-- begin DATA SHOWN --
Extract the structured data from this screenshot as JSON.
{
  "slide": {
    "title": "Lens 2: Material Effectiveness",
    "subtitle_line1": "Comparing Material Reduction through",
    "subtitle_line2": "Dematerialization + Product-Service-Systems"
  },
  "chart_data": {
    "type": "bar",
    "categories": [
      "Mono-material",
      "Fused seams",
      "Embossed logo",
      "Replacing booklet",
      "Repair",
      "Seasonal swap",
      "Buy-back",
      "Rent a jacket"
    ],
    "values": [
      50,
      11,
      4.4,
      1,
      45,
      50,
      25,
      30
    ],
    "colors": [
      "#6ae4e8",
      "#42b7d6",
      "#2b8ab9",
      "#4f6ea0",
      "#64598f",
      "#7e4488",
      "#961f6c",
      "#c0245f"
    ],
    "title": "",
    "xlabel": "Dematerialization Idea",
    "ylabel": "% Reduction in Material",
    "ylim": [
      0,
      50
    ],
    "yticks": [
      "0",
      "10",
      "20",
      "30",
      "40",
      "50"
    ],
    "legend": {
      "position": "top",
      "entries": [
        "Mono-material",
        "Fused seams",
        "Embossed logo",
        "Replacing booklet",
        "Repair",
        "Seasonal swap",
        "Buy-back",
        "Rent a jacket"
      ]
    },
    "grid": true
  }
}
-- end DATA SHOWN --
#### TASK DETAILS
Return the listing above in its exact form.

#### EXERCISE SOLUTION
Extract the structured data from this screenshot as JSON.
{
  "slide": {
    "title": "Lens 2: Material Effectiveness",
    "subtitle_line1": "Comparing Material Reduction through",
    "subtitle_line2": "Dematerialization + Product-Service-Systems"
  },
  "chart_data": {
    "type": "bar",
    "categories": [
      "Mono-material",
      "Fused seams",
      "Embossed logo",
      "Replacing booklet",
      "Repair",
      "Seasonal swap",
      "Buy-back",
      "Rent a jacket"
    ],
    "values": [
      50,
      11,
      4.4,
      1,
      45,
      50,
      25,
      30
    ],
    "colors": [
      "#6ae4e8",
      "#42b7d6",
      "#2b8ab9",
      "#4f6ea0",
      "#64598f",
      "#7e4488",
      "#961f6c",
      "#c0245f"
    ],
    "title": "",
    "xlabel": "Dematerialization Idea",
    "ylabel": "% Reduction in Material",
    "ylim": [
      0,
      50
    ],
    "yticks": [
      "0",
      "10",
      "20",
      "30",
      "40",
      "50"
    ],
    "legend": {
      "position": "top",
      "entries": [
        "Mono-material",
        "Fused seams",
        "Embossed logo",
        "Replacing booklet",
        "Repair",
        "Seasonal swap",
        "Buy-back",
        "Rent a jacket"
      ]
    },
    "grid": true
  }
}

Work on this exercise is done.